What's going to be more expensive: Adding NAT buster support into many apps, or using IPv6 (many apps are already IPv6-aware)?
Well, except those guys designing protocols by copying FTP, most client applications actually don't have a problem running with NAT.
Please note that many DSL and cable ISPs provide their customers with cheap "WLAN routers", who often really are plain NAT devices and so by today, you do have millions of people sitting behind NAT gateways and so NAT is a wide-spread "solution" in the industry.
NAT is in use at millions of sites, while the current worldwide amount of IPv6 traffic is merely something in the range of roughly less than a gigabit and about this well "tested" in real life. So if your router does run IPv6, it's not sure that this router will be able to run IPv6 reliably once IPv6 is widely deployed.

▶ _Task list_
a – Transcribe the passage on NAT and IPv6 between "Please note that" and "is widely deployed.", inclusive.
b – In the passage on NAT and IPv6, what do many DSL and cable ISPs give their customers?

[Element placement data]
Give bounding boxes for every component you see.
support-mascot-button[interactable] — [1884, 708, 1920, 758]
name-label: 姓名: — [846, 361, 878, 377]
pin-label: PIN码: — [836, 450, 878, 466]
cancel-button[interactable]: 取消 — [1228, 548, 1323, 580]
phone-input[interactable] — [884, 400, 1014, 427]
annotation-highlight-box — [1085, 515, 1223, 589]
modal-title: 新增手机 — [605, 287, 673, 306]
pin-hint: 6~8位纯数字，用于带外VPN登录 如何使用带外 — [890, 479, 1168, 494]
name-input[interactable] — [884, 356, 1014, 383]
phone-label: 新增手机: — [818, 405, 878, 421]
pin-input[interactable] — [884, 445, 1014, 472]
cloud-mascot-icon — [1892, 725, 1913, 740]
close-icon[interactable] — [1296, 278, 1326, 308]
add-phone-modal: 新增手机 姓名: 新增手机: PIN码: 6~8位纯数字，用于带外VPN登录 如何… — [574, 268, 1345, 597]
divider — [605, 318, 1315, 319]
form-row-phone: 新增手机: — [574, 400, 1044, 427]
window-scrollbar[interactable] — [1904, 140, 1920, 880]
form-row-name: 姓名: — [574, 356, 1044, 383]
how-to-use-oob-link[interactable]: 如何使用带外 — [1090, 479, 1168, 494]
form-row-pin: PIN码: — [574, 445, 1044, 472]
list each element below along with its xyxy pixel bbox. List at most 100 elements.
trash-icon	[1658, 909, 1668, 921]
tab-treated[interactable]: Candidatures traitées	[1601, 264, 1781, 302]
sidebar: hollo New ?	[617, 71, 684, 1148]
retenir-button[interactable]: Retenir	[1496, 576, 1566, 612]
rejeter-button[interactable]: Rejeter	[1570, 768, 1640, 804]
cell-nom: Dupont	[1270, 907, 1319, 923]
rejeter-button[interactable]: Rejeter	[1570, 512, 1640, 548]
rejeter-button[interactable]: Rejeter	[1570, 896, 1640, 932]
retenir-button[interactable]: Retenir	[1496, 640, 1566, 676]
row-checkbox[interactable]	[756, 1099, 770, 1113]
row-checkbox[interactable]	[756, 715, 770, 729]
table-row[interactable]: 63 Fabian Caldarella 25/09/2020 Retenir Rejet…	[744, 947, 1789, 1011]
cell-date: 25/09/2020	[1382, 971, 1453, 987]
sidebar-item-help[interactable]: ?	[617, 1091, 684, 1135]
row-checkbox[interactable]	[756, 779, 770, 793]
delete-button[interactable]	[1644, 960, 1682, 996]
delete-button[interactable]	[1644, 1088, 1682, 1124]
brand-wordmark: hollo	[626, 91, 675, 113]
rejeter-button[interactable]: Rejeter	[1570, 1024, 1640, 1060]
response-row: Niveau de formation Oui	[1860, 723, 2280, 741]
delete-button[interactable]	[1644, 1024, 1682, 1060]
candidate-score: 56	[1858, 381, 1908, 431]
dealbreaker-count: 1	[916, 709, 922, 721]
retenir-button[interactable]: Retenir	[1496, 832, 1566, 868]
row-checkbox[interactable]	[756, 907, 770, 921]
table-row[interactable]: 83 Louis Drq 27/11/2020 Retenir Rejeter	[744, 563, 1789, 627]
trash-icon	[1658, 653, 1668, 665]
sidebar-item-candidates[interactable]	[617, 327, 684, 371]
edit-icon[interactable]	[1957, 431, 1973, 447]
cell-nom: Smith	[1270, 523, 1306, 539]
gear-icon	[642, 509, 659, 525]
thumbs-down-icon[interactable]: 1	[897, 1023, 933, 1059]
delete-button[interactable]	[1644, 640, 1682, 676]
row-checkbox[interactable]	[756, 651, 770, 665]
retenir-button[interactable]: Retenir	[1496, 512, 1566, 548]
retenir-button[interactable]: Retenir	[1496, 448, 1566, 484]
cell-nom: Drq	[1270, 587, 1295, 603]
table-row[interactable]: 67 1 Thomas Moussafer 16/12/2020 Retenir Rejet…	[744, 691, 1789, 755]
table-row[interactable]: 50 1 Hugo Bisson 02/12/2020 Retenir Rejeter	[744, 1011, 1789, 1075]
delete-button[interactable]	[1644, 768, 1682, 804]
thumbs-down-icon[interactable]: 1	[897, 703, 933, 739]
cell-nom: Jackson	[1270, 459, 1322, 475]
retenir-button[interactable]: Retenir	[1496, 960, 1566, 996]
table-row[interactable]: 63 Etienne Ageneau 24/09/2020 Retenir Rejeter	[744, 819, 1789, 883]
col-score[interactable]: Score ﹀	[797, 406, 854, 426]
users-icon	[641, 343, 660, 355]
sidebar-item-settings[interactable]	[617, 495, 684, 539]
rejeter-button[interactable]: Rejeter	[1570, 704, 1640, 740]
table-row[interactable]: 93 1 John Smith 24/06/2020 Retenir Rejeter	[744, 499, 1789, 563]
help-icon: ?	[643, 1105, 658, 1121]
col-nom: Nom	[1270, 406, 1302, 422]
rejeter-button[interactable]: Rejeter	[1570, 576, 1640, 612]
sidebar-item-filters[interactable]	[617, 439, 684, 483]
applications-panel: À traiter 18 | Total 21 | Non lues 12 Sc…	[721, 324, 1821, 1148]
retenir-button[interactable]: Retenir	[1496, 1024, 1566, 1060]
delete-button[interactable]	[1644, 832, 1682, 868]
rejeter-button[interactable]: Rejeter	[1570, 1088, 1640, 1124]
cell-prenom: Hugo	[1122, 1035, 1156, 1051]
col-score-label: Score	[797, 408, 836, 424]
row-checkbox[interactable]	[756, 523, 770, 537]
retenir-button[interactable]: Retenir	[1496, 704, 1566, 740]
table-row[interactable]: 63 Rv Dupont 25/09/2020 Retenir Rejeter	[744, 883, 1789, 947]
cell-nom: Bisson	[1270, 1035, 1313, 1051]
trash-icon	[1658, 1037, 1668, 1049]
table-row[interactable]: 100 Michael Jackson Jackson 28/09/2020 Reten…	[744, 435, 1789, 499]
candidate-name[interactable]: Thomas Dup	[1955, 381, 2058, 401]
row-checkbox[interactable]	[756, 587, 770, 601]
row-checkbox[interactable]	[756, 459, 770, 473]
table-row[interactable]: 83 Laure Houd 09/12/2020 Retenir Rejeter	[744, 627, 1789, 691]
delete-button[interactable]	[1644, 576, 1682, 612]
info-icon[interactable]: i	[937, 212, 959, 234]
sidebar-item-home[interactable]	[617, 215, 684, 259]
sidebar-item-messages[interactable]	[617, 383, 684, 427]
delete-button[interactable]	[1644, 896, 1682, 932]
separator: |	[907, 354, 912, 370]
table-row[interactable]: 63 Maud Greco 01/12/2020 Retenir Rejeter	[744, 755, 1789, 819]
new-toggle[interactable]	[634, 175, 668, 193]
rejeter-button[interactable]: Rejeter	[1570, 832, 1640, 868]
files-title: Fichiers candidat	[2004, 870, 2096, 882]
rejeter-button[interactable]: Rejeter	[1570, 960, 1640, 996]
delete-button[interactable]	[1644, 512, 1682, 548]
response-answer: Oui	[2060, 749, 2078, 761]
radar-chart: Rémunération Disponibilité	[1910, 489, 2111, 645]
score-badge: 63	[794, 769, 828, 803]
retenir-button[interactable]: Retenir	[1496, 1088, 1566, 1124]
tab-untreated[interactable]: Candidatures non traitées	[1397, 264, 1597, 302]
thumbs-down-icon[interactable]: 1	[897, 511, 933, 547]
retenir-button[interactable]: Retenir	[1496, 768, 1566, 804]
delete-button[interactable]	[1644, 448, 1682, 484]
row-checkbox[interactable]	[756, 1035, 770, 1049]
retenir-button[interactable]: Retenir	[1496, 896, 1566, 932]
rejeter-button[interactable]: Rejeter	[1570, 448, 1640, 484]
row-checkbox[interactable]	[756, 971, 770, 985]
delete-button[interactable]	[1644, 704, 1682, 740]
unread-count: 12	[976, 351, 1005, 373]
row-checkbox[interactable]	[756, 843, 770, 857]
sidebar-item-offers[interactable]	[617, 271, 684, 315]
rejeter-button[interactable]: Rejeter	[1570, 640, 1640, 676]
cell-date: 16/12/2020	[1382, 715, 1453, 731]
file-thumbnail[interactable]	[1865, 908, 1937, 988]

▶ _Answer set_
a –
Please note that many DSL and cable ISPs provide their customers with cheap "WLAN routers", who often really are plain NAT devices and so by today, you do have millions of people sitting behind NAT gateways and so NAT is a wide-spread "solution" in the industry.
NAT is in use at millions of sites, while the current worldwide amount of IPv6 traffic is merely something in the range of roughly less than a gigabit and about this well "tested" in real life. So if your router does run IPv6, it's not sure that this router will be able to run IPv6 reliably once IPv6 is widely deployed.

b – Cheap "WLAN routers," which are often plain NAT devices.